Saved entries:
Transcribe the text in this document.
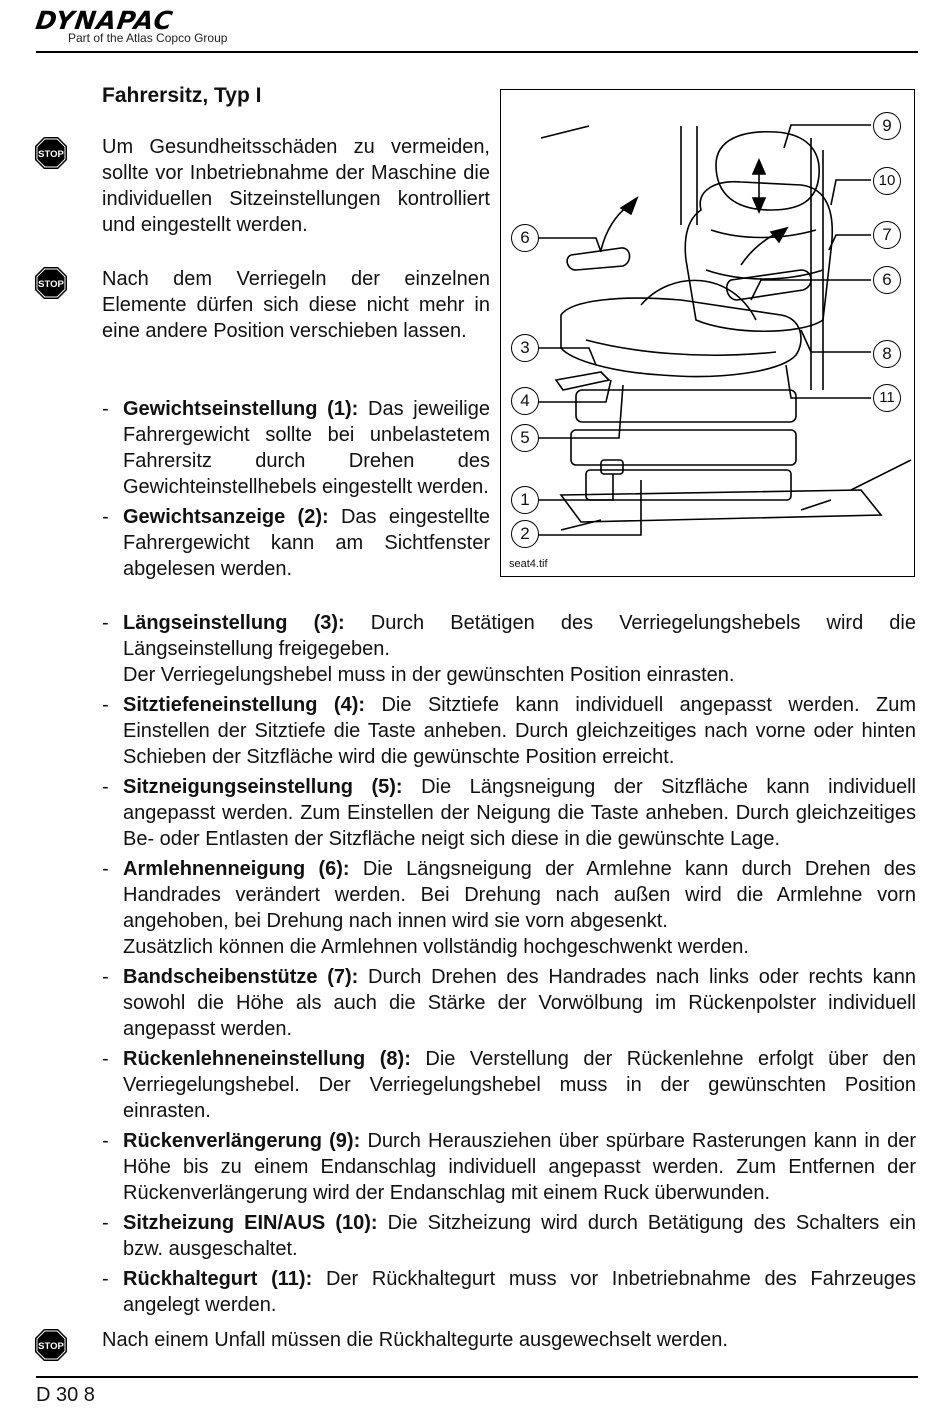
DYNAPAC
Part of the Atlas Copco Group
Fahrersitz, Typ I
STOP Um Gesundheitsschäden zu vermeiden, sollte vor Inbetriebnahme der Maschine die individuellen Sitzeinstellungen kontrolliert und eingestellt werden.
STOP Nach dem Verriegeln der einzelnen Elemente dürfen sich diese nicht mehr in eine andere Position verschieben lassen.
6
3
4
5
1
2
9
10
7
6
8
11
seat4.tif
- Gewichtseinstellung (1): Das jeweilige Fahrergewicht sollte bei unbelastetem Fahrersitz durch Drehen des Gewichteinstellhebels eingestellt werden.
- Gewichtsanzeige (2): Das eingestellte Fahrergewicht kann am Sichtfenster abgelesen werden.
- Längseinstellung (3): Durch Betätigen des Verriegelungshebels wird die Längseinstellung freigegeben.
Der Verriegelungshebel muss in der gewünschten Position einrasten.
- Sitztiefeneinstellung (4): Die Sitztiefe kann individuell angepasst werden. Zum Einstellen der Sitztiefe die Taste anheben. Durch gleichzeitiges nach vorne oder hinten Schieben der Sitzfläche wird die gewünschte Position erreicht.
- Sitzneigungseinstellung (5): Die Längsneigung der Sitzfläche kann individuell angepasst werden. Zum Einstellen der Neigung die Taste anheben. Durch gleichzeitiges Be- oder Entlasten der Sitzfläche neigt sich diese in die gewünschte Lage.
- Armlehnenneigung (6): Die Längsneigung der Armlehne kann durch Drehen des Handrades verändert werden. Bei Drehung nach außen wird die Armlehne vorn angehoben, bei Drehung nach innen wird sie vorn abgesenkt.
Zusätzlich können die Armlehnen vollständig hochgeschwenkt werden.
- Bandscheibenstütze (7): Durch Drehen des Handrades nach links oder rechts kann sowohl die Höhe als auch die Stärke der Vorwölbung im Rückenpolster individuell angepasst werden.
- Rückenlehneneinstellung (8): Die Verstellung der Rückenlehne erfolgt über den Verriegelungshebel. Der Verriegelungshebel muss in der gewünschten Position einrasten.
- Rückenverlängerung (9): Durch Herausziehen über spürbare Rasterungen kann in der Höhe bis zu einem Endanschlag individuell angepasst werden. Zum Entfernen der Rückenverlängerung wird der Endanschlag mit einem Ruck überwunden.
- Sitzheizung EIN/AUS (10): Die Sitzheizung wird durch Betätigung des Schalters ein bzw. ausgeschaltet.
- Rückhaltegurt (11): Der Rückhaltegurt muss vor Inbetriebnahme des Fahrzeuges angelegt werden.
STOP Nach einem Unfall müssen die Rückhaltegurte ausgewechselt werden.
D 30 8
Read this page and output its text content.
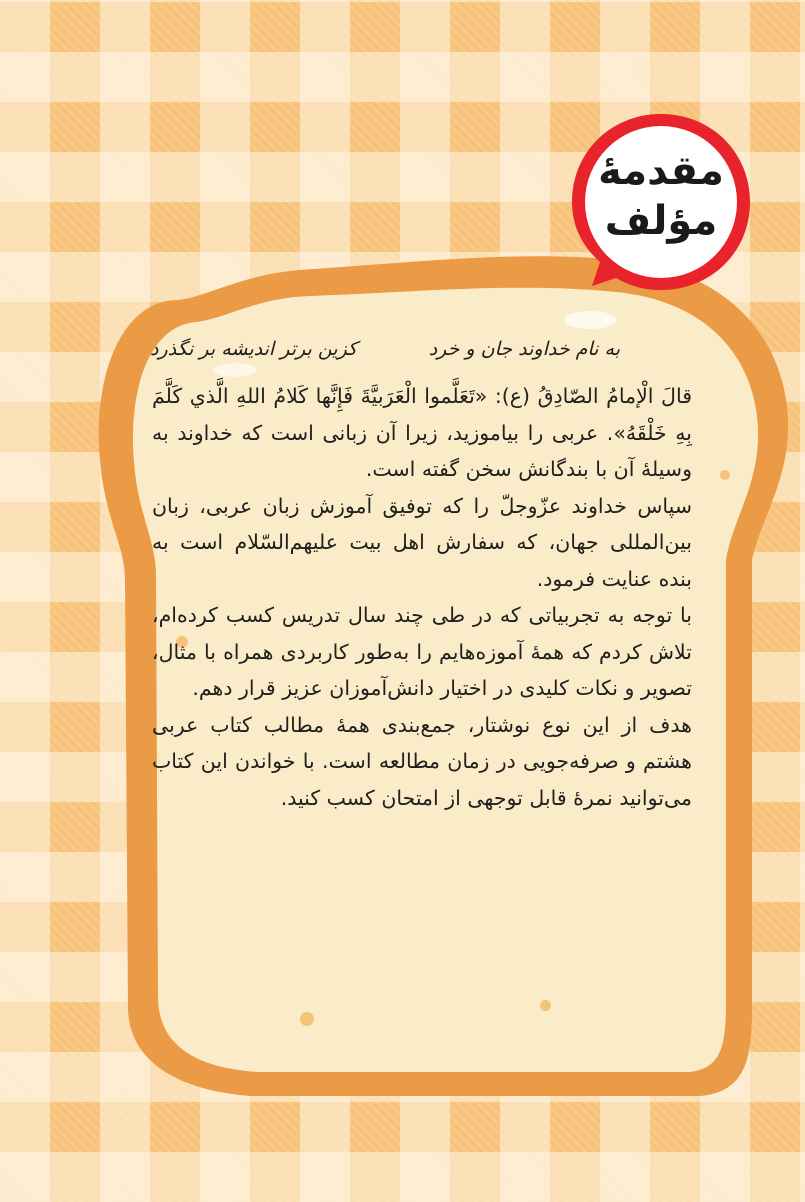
مقدمهٔ
مؤلف
به نام خداوند جان و خرد
کزین برتر اندیشه بر نگذرد

قالَ الْإمامُ الصّادِقُ (ع): «تَعَلَّموا الْعَرَبيَّةَ فَإِنَّها كَلامُ اللهِ الَّذي كَلَّمَ بِهِ خَلْقَهُ». عربی را بیاموزید، زیرا آن زبانی است که خداوند به وسیلهٔ آن با بندگانش سخن گفته است.

سپاس خداوند عزّوجلّ را که توفیق آموزش زبان عربی، زبان بین‌المللی جهان، که سفارش اهل بیت علیهم‌السّلام است به بنده عنایت فرمود.

با توجه به تجربیاتی که در طی چند سال تدریس کسب کرده‌ام، تلاش کردم که همهٔ آموزه‌هایم را به‌طور کاربردی همراه با مثال، تصویر و نکات کلیدی در اختیار دانش‌آموزان عزیز قرار دهم.

هدف از این نوع نوشتار، جمع‌بندی همهٔ مطالب کتاب عربی هشتم و صرفه‌جویی در زمان مطالعه است. با خواندن این کتاب می‌توانید نمرهٔ قابل توجهی از امتحان کسب کنید.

Written instruction: Every line of the records that includes the word "Höhe" should be gathered.

Solved exercise:
- Bandscheibenstütze (7): Durch Drehen des Handrades nach links oder rechts kann sowohl die Höhe als auch die Stärke der Vorwölbung im Rückenpolster individuell angepasst werden.
- Rückenverlängerung (9): Durch Herausziehen über spürbare Rasterungen kann in der Höhe bis zu einem Endanschlag individuell angepasst werden. Zum Entfernen der Rückenverlängerung wird der Endanschlag mit einem Ruck überwunden.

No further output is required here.